== WHAT YOU SHOULD DO ==
Please give the listing again, word for word, with nothing left out.
====== RECORDS SUPPLIED
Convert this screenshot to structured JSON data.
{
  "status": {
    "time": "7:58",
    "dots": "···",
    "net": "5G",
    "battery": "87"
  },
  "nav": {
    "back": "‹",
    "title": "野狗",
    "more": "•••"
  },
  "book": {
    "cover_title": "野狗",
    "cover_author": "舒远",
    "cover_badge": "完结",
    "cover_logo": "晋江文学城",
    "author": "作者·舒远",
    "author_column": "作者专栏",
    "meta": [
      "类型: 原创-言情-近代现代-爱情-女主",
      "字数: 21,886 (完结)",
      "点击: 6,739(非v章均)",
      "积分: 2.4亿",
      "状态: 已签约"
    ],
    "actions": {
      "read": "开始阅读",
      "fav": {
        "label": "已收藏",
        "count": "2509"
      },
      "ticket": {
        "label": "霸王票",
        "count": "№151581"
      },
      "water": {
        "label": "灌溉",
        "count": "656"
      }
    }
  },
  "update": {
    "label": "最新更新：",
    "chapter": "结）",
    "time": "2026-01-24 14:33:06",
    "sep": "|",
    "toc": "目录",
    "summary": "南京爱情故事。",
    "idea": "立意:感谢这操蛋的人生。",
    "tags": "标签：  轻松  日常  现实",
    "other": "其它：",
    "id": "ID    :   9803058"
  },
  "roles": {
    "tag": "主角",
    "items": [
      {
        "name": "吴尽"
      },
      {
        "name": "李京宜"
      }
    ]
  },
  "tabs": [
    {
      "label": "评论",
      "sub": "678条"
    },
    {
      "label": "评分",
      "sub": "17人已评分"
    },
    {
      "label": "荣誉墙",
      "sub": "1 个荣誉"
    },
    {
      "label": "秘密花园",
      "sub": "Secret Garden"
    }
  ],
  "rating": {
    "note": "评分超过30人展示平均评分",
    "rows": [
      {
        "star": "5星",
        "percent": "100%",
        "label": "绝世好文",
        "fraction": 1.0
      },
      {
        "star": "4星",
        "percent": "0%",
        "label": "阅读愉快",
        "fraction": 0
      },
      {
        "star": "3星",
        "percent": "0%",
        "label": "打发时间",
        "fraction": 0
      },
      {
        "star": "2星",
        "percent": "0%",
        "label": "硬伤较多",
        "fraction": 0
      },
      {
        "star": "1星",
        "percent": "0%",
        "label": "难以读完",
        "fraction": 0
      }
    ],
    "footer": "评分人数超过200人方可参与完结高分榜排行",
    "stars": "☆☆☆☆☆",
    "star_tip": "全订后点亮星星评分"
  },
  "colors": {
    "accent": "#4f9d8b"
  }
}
============
== EXERCISE RESULT ==
Convert this screenshot to structured JSON data.
{
  "status": {
    "time": "7:58",
    "dots": "···",
    "net": "5G",
    "battery": "87"
  },
  "nav": {
    "back": "‹",
    "title": "野狗",
    "more": "•••"
  },
  "book": {
    "cover_title": "野狗",
    "cover_author": "舒远",
    "cover_badge": "完结",
    "cover_logo": "晋江文学城",
    "author": "作者·舒远",
    "author_column": "作者专栏",
    "meta": [
      "类型: 原创-言情-近代现代-爱情-女主",
      "字数: 21,886 (完结)",
      "点击: 6,739(非v章均)",
      "积分: 2.4亿",
      "状态: 已签约"
    ],
    "actions": {
      "read": "开始阅读",
      "fav": {
        "label": "已收藏",
        "count": "2509"
      },
      "ticket": {
        "label": "霸王票",
        "count": "№151581"
      },
      "water": {
        "label": "灌溉",
        "count": "656"
      }
    }
  },
  "update": {
    "label": "最新更新：",
    "chapter": "结）",
    "time": "2026-01-24 14:33:06",
    "sep": "|",
    "toc": "目录",
    "summary": "南京爱情故事。",
    "idea": "立意:感谢这操蛋的人生。",
    "tags": "标签：  轻松  日常  现实",
    "other": "其它：",
    "id": "ID    :   9803058"
  },
  "roles": {
    "tag": "主角",
    "items": [
      {
        "name": "吴尽"
      },
      {
        "name": "李京宜"
      }
    ]
  },
  "tabs": [
    {
      "label": "评论",
      "sub": "678条"
    },
    {
      "label": "评分",
      "sub": "17人已评分"
    },
    {
      "label": "荣誉墙",
      "sub": "1 个荣誉"
    },
    {
      "label": "秘密花园",
      "sub": "Secret Garden"
    }
  ],
  "rating": {
    "note": "评分超过30人展示平均评分",
    "rows": [
      {
        "star": "5星",
        "percent": "100%",
        "label": "绝世好文",
        "fraction": 1.0
      },
      {
        "star": "4星",
        "percent": "0%",
        "label": "阅读愉快",
        "fraction": 0
      },
      {
        "star": "3星",
        "percent": "0%",
        "label": "打发时间",
        "fraction": 0
      },
      {
        "star": "2星",
        "percent": "0%",
        "label": "硬伤较多",
        "fraction": 0
      },
      {
        "star": "1星",
        "percent": "0%",
        "label": "难以读完",
        "fraction": 0
      }
    ],
    "footer": "评分人数超过200人方可参与完结高分榜排行",
    "stars": "☆☆☆☆☆",
    "star_tip": "全订后点亮星星评分"
  },
  "colors": {
    "accent": "#4f9d8b"
  }
}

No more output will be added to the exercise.